• [DIRECTIONS]:
Report all lines holding "constant".

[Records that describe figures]
------------------------------------
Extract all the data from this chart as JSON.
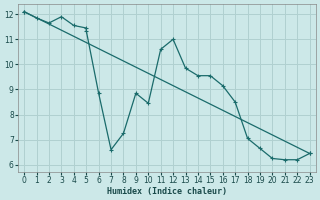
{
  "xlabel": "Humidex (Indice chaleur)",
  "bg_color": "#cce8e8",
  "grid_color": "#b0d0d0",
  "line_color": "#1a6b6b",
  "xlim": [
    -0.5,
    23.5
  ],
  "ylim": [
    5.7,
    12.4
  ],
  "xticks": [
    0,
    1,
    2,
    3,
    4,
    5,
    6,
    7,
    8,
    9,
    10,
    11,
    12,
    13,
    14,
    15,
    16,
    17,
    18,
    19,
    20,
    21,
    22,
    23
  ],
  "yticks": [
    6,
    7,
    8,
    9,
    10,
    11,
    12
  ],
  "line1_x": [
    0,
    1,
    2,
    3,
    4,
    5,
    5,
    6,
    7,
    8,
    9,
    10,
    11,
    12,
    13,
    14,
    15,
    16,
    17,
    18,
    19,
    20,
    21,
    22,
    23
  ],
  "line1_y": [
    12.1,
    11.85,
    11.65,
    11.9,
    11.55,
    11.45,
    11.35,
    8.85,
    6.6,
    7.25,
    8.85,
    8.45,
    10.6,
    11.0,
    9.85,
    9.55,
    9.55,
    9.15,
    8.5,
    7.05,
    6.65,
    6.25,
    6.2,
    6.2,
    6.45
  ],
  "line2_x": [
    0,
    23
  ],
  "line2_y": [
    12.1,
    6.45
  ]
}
------------------------------------
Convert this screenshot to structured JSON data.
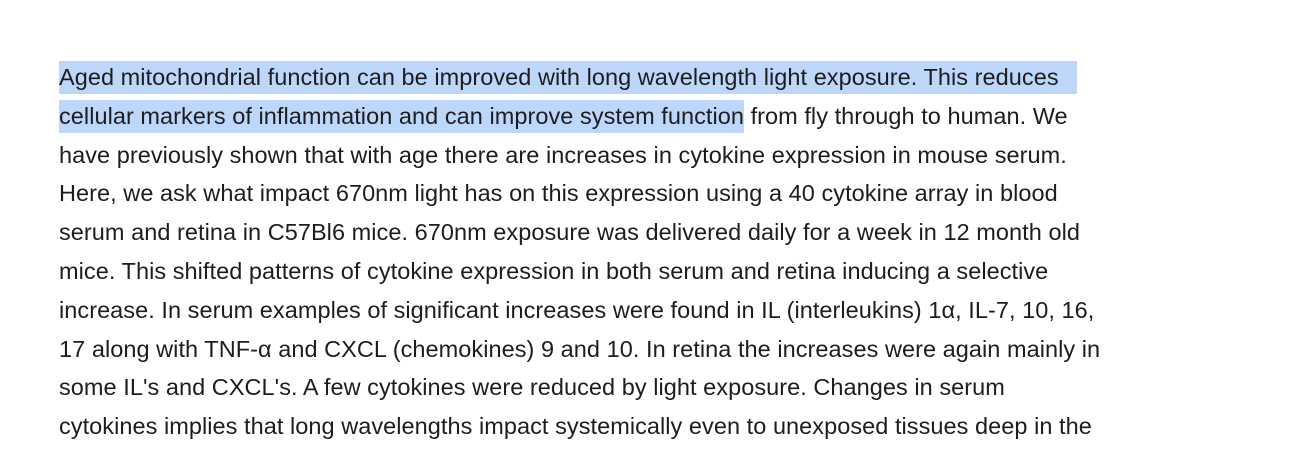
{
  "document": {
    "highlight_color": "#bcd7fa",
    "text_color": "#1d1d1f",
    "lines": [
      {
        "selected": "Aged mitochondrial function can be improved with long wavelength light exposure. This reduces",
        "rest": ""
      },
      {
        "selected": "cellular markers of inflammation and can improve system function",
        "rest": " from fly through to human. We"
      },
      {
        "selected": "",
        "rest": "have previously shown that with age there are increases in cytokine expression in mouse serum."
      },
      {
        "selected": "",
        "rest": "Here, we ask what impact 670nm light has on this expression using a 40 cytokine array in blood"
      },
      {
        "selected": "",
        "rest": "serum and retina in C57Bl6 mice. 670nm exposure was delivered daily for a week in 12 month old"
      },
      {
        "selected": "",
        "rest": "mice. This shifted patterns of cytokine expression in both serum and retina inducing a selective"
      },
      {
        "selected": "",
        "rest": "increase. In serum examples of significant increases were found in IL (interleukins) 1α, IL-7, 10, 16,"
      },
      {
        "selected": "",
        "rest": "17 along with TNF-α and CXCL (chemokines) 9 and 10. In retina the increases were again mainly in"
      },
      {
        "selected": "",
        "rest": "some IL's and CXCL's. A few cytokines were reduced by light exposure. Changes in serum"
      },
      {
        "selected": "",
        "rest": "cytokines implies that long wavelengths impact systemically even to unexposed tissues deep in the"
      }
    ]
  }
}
------------------------------------
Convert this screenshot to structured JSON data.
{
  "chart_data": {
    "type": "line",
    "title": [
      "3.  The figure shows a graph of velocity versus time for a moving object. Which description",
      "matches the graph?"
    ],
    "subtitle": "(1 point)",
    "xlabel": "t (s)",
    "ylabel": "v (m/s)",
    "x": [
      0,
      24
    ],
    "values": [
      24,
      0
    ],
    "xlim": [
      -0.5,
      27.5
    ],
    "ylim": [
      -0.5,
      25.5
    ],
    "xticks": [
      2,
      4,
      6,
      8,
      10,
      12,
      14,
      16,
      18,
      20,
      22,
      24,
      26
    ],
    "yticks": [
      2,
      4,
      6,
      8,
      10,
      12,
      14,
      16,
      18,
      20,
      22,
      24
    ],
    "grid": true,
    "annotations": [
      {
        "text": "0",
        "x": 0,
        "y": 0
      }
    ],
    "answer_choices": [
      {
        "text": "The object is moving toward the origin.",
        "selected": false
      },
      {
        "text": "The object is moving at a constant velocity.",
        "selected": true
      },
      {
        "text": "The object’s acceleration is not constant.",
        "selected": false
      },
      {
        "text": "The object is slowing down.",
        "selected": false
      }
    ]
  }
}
------------------------------------
• [RESULT]:
        "text": "The object is moving at a constant velocity.",
        "text": "The object’s acceleration is not constant.",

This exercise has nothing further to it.